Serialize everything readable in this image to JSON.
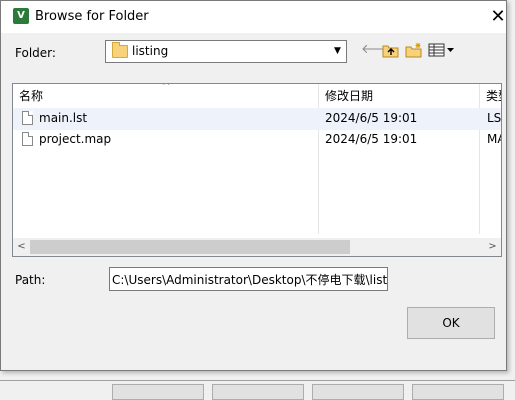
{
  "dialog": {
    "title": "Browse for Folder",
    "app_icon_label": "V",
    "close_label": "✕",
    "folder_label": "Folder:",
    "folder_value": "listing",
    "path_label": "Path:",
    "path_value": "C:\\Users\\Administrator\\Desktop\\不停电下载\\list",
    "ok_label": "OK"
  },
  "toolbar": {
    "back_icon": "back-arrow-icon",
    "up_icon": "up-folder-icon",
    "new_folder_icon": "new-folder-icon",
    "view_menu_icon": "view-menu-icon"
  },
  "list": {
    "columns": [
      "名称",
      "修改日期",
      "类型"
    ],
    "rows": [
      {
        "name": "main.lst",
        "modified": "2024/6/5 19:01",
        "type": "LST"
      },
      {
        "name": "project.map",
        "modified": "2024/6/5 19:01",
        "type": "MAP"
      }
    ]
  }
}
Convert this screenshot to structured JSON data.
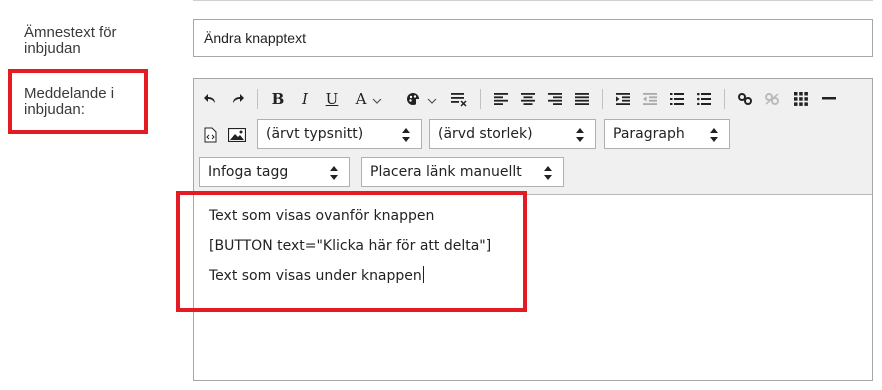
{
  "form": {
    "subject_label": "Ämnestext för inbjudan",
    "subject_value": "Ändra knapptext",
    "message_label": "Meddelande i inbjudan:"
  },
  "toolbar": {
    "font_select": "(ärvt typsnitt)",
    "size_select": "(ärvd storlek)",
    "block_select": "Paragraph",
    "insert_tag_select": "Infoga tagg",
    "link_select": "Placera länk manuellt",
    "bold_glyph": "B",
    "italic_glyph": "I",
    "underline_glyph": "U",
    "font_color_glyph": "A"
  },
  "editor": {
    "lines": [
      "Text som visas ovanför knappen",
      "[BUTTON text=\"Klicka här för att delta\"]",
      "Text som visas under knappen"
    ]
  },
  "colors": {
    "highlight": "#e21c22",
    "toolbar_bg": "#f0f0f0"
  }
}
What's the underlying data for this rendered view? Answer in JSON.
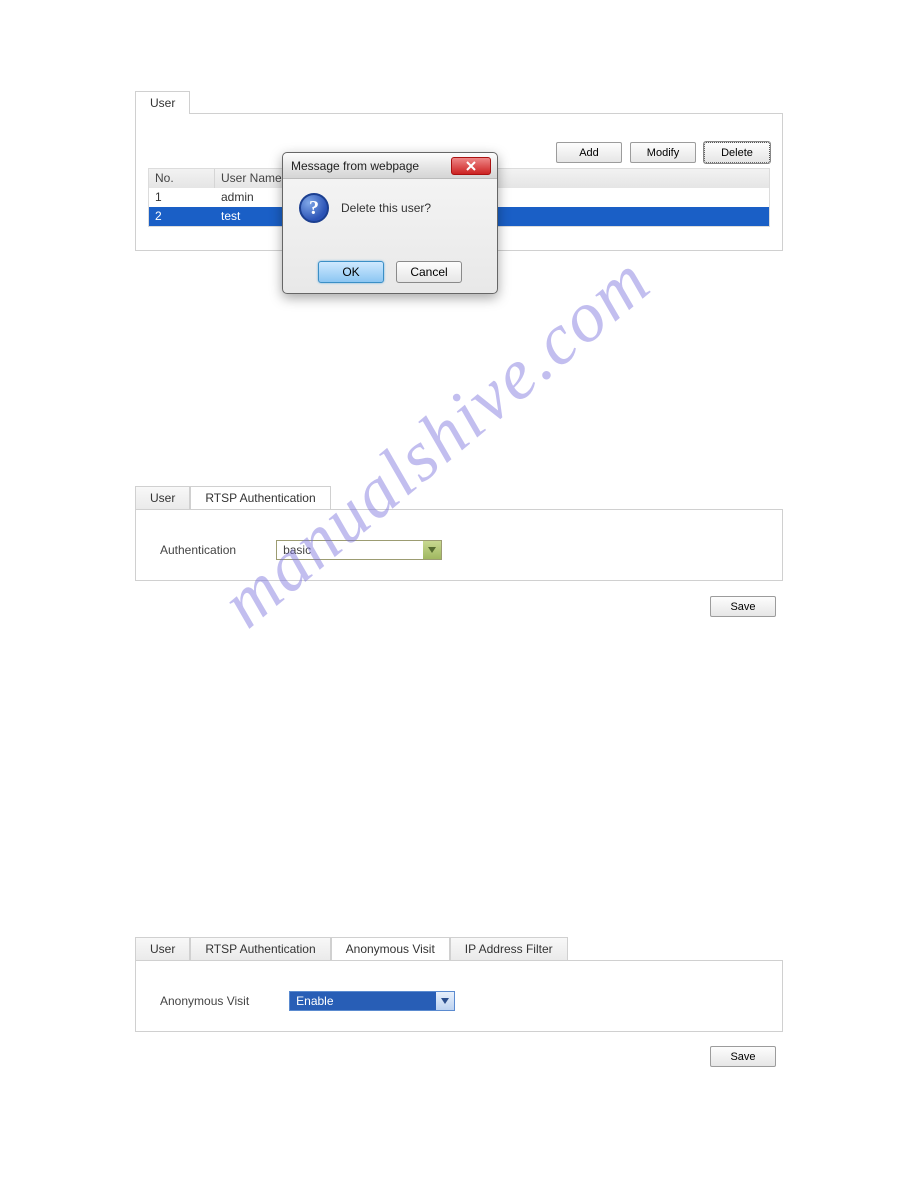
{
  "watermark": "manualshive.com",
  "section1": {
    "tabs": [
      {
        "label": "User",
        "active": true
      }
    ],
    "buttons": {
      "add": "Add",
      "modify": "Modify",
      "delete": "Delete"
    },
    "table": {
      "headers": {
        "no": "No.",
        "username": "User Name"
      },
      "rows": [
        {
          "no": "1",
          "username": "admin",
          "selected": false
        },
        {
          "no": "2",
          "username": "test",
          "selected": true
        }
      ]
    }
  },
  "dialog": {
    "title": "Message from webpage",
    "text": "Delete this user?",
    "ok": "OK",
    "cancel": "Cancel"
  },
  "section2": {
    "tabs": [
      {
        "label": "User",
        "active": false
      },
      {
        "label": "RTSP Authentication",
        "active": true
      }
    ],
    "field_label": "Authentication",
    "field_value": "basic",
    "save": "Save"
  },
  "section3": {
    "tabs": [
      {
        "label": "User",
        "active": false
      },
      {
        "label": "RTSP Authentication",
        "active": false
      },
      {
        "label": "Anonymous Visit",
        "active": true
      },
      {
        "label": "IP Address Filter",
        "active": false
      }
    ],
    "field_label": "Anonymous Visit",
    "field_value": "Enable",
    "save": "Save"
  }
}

Written task — In the entries above, count each line that holds "Delete". Give the total and nothing else.

Response — 2